▶ [Exercise]: Give back an exact copy of the entries beneath, minus the pictures.

>>

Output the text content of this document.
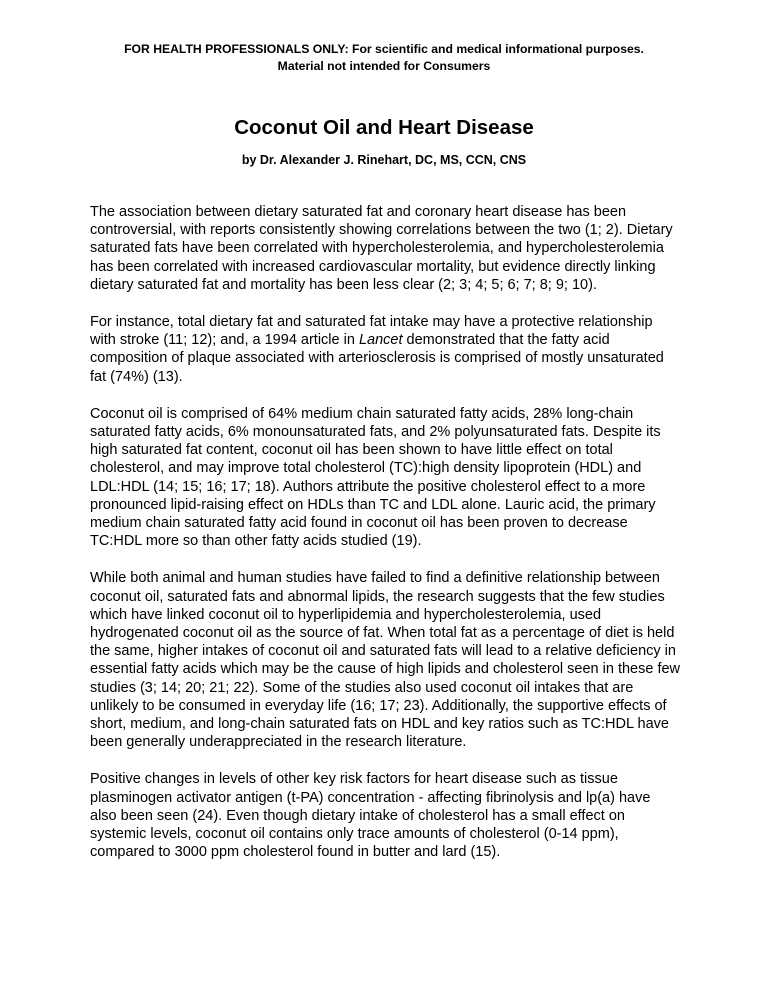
FOR HEALTH PROFESSIONALS ONLY: For scientific and medical informational purposes.
Material not intended for Consumers
Coconut Oil and Heart Disease
by Dr. Alexander J. Rinehart, DC, MS, CCN, CNS

The association between dietary saturated fat and coronary heart disease has been
controversial, with reports consistently showing correlations between the two (1; 2). Dietary
saturated fats have been correlated with hypercholesterolemia, and hypercholesterolemia
has been correlated with increased cardiovascular mortality, but evidence directly linking
dietary saturated fat and mortality has been less clear (2; 3; 4; 5; 6; 7; 8; 9; 10).

For instance, total dietary fat and saturated fat intake may have a protective relationship
with stroke (11; 12); and, a 1994 article in Lancet demonstrated that the fatty acid
composition of plaque associated with arteriosclerosis is comprised of mostly unsaturated
fat (74%) (13).

Coconut oil is comprised of 64% medium chain saturated fatty acids, 28% long-chain
saturated fatty acids, 6% monounsaturated fats, and 2% polyunsaturated fats. Despite its
high saturated fat content, coconut oil has been shown to have little effect on total
cholesterol, and may improve total cholesterol (TC):high density lipoprotein (HDL) and
LDL:HDL (14; 15; 16; 17; 18). Authors attribute the positive cholesterol effect to a more
pronounced lipid-raising effect on HDLs than TC and LDL alone. Lauric acid, the primary
medium chain saturated fatty acid found in coconut oil has been proven to decrease
TC:HDL more so than other fatty acids studied (19).

While both animal and human studies have failed to find a definitive relationship between
coconut oil, saturated fats and abnormal lipids, the research suggests that the few studies
which have linked coconut oil to hyperlipidemia and hypercholesterolemia, used
hydrogenated coconut oil as the source of fat. When total fat as a percentage of diet is held
the same, higher intakes of coconut oil and saturated fats will lead to a relative deficiency in
essential fatty acids which may be the cause of high lipids and cholesterol seen in these few
studies (3; 14; 20; 21; 22). Some of the studies also used coconut oil intakes that are
unlikely to be consumed in everyday life (16; 17; 23). Additionally, the supportive effects of
short, medium, and long-chain saturated fats on HDL and key ratios such as TC:HDL have
been generally underappreciated in the research literature.

Positive changes in levels of other key risk factors for heart disease such as tissue
plasminogen activator antigen (t-PA) concentration - affecting fibrinolysis and lp(a) have
also been seen (24). Even though dietary intake of cholesterol has a small effect on
systemic levels, coconut oil contains only trace amounts of cholesterol (0-14 ppm),
compared to 3000 ppm cholesterol found in butter and lard (15).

<<

▶ [Output for this exercise]:
Output the text content of this document.
FOR HEALTH PROFESSIONALS ONLY: For scientific and medical informational purposes.
Material not intended for Consumers
Coconut Oil and Heart Disease
by Dr. Alexander J. Rinehart, DC, MS, CCN, CNS

The association between dietary saturated fat and coronary heart disease has been
controversial, with reports consistently showing correlations between the two (1; 2). Dietary
saturated fats have been correlated with hypercholesterolemia, and hypercholesterolemia
has been correlated with increased cardiovascular mortality, but evidence directly linking
dietary saturated fat and mortality has been less clear (2; 3; 4; 5; 6; 7; 8; 9; 10).

For instance, total dietary fat and saturated fat intake may have a protective relationship
with stroke (11; 12); and, a 1994 article in Lancet demonstrated that the fatty acid
composition of plaque associated with arteriosclerosis is comprised of mostly unsaturated
fat (74%) (13).

Coconut oil is comprised of 64% medium chain saturated fatty acids, 28% long-chain
saturated fatty acids, 6% monounsaturated fats, and 2% polyunsaturated fats. Despite its
high saturated fat content, coconut oil has been shown to have little effect on total
cholesterol, and may improve total cholesterol (TC):high density lipoprotein (HDL) and
LDL:HDL (14; 15; 16; 17; 18). Authors attribute the positive cholesterol effect to a more
pronounced lipid-raising effect on HDLs than TC and LDL alone. Lauric acid, the primary
medium chain saturated fatty acid found in coconut oil has been proven to decrease
TC:HDL more so than other fatty acids studied (19).

While both animal and human studies have failed to find a definitive relationship between
coconut oil, saturated fats and abnormal lipids, the research suggests that the few studies
which have linked coconut oil to hyperlipidemia and hypercholesterolemia, used
hydrogenated coconut oil as the source of fat. When total fat as a percentage of diet is held
the same, higher intakes of coconut oil and saturated fats will lead to a relative deficiency in
essential fatty acids which may be the cause of high lipids and cholesterol seen in these few
studies (3; 14; 20; 21; 22). Some of the studies also used coconut oil intakes that are
unlikely to be consumed in everyday life (16; 17; 23). Additionally, the supportive effects of
short, medium, and long-chain saturated fats on HDL and key ratios such as TC:HDL have
been generally underappreciated in the research literature.

Positive changes in levels of other key risk factors for heart disease such as tissue
plasminogen activator antigen (t-PA) concentration - affecting fibrinolysis and lp(a) have
also been seen (24). Even though dietary intake of cholesterol has a small effect on
systemic levels, coconut oil contains only trace amounts of cholesterol (0-14 ppm),
compared to 3000 ppm cholesterol found in butter and lard (15).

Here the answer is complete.